── Pokazany tekst ──
Ford Scorpio Team
Forum miłośników samochodu marki Ford Scorpio

LPG - GAZ - śmierdzi gazem

lancer - |24 Sty 2005|, 2005 17:18
Temat postu: śmierdzi gazem
śmierdzi gazem jak jest zasilany gazem. detektor gazu nic nie wykrył ale "nos" wykrywa
Rafał A.(antek) - |24 Sty 2005|, 2005 18:19

no to smierdzi spalinami, znaczy nieszczelny wydech, znaczy uszczelnij/napraw wydech. jakm masz a masz dohc to moze puszczac uszczelka kolektor-blok silnika (lubi sie krzywic kolektor i zaczyna puszczac) albo uszczelka koleltor - portki (tez sie tam lubi strrrasznie krzywic i wydmuchuje uszczelke. Od tego zacznij.
───
── Wiersze danych ──
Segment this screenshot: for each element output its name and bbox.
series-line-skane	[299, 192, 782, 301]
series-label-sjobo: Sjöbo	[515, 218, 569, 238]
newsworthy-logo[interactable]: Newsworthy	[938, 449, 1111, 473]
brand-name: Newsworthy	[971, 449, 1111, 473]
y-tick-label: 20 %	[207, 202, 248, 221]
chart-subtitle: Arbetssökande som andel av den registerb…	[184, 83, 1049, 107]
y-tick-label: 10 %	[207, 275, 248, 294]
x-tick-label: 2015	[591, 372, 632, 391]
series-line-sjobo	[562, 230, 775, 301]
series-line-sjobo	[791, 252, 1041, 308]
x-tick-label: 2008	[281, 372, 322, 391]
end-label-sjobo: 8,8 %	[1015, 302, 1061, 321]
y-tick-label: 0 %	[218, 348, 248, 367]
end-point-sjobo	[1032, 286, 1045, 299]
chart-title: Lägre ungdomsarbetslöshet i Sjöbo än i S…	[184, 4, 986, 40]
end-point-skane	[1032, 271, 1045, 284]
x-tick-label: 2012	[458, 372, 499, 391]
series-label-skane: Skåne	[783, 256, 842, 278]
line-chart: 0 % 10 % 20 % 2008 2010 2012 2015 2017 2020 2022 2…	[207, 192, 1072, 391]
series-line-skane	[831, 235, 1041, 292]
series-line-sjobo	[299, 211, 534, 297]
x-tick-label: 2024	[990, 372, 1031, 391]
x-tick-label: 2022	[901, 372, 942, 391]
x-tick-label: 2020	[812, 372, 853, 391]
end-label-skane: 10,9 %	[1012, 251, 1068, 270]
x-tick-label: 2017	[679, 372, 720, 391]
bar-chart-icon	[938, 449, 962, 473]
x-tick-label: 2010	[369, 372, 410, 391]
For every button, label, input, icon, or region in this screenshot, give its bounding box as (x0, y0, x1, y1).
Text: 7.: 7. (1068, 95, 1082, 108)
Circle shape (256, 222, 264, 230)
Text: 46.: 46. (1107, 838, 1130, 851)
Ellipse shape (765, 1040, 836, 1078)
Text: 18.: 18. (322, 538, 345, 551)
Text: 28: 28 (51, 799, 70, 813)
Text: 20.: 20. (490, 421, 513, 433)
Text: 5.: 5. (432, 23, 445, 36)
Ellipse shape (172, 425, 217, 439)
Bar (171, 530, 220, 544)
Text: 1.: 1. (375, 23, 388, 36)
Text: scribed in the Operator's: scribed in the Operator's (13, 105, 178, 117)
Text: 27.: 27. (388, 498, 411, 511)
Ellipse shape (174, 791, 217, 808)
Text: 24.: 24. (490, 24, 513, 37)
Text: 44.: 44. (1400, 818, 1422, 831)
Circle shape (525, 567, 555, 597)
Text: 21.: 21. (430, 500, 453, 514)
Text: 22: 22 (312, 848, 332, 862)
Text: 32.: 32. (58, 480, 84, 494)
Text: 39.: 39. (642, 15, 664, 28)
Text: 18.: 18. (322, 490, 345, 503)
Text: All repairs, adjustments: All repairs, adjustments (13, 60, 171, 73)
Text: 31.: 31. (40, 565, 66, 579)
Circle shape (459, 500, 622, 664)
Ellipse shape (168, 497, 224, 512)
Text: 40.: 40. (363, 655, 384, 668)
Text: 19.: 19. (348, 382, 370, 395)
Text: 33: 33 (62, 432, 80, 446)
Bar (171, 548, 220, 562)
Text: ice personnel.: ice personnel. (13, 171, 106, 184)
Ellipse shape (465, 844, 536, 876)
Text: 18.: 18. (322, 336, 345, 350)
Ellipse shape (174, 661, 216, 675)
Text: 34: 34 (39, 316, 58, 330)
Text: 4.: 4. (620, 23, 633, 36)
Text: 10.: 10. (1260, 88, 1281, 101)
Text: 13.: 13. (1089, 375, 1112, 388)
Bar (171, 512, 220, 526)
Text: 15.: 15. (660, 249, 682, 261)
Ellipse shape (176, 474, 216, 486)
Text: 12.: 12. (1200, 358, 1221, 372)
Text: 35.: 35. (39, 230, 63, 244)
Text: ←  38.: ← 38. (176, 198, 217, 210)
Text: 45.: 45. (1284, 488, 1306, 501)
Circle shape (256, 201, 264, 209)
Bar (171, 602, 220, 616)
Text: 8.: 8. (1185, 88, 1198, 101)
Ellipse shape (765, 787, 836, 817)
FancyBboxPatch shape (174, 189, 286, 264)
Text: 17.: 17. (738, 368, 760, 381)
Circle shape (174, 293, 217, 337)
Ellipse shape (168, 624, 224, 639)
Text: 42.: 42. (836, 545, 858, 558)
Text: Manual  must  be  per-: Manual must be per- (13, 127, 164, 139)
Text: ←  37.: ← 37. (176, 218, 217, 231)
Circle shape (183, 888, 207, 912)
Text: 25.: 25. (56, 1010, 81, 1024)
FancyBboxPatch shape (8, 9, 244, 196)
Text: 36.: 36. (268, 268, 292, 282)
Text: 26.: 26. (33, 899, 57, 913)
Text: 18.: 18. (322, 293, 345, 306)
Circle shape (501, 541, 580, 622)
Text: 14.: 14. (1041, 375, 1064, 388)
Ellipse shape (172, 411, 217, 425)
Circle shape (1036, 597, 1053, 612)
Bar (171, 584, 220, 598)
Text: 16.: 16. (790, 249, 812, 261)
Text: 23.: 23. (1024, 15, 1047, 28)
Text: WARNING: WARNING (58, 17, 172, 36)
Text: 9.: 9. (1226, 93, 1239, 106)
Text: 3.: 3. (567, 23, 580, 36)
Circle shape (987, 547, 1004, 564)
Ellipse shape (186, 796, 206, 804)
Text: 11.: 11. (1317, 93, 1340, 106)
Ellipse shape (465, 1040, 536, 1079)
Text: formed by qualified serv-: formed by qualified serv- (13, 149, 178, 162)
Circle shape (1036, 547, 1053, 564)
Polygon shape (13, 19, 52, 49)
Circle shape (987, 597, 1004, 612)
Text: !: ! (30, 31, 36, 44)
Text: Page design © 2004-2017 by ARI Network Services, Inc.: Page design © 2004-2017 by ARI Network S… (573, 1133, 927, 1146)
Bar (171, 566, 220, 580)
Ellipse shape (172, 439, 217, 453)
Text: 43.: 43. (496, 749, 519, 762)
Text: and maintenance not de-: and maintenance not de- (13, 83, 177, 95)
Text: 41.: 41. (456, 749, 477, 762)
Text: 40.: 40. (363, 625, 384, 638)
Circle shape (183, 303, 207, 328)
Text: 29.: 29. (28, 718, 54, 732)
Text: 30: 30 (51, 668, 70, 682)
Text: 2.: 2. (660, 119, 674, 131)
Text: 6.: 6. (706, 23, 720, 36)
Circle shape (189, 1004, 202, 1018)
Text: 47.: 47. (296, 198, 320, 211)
───
Polecenie 1:
Zamień w wątku o zapachu gazu słowo "wydech" na "układ wydechowy" i przepisz fragment zaczynający się od "no to smierdzi" i kończący na "Od tego zacznij.".
Polecenie 2:
Wypisz wszystkie człony, które myślniki rozdzielają w nagłówku „LPG - GAZ - śmierdzi gazem” z wątku o zapachu gazu.
Polecenie 3:
Przełóż na angielski zdanie „śmierdzi gazem jak jest zasilany gazem.” z wątku o zapachu gazu.

Pełna odpowiedź 1:
no to smierdzi spalinami, znaczy nieszczelny układ wydechowy, znaczy uszczelnij/napraw układ wydechowy. jakm masz a masz dohc to moze puszczac uszczelka kolektor-blok silnika (lubi sie krzywic kolektor i zaczyna puszczac) albo uszczelka koleltor - portki (tez sie tam lubi strrrasznie krzywic i wydmuchuje uszczelke. Od tego zacznij.

Pełna odpowiedź 2:
LPG
GAZ
śmierdzi gazem

Pełna odpowiedź 3:
It smells of gas when it runs on gas.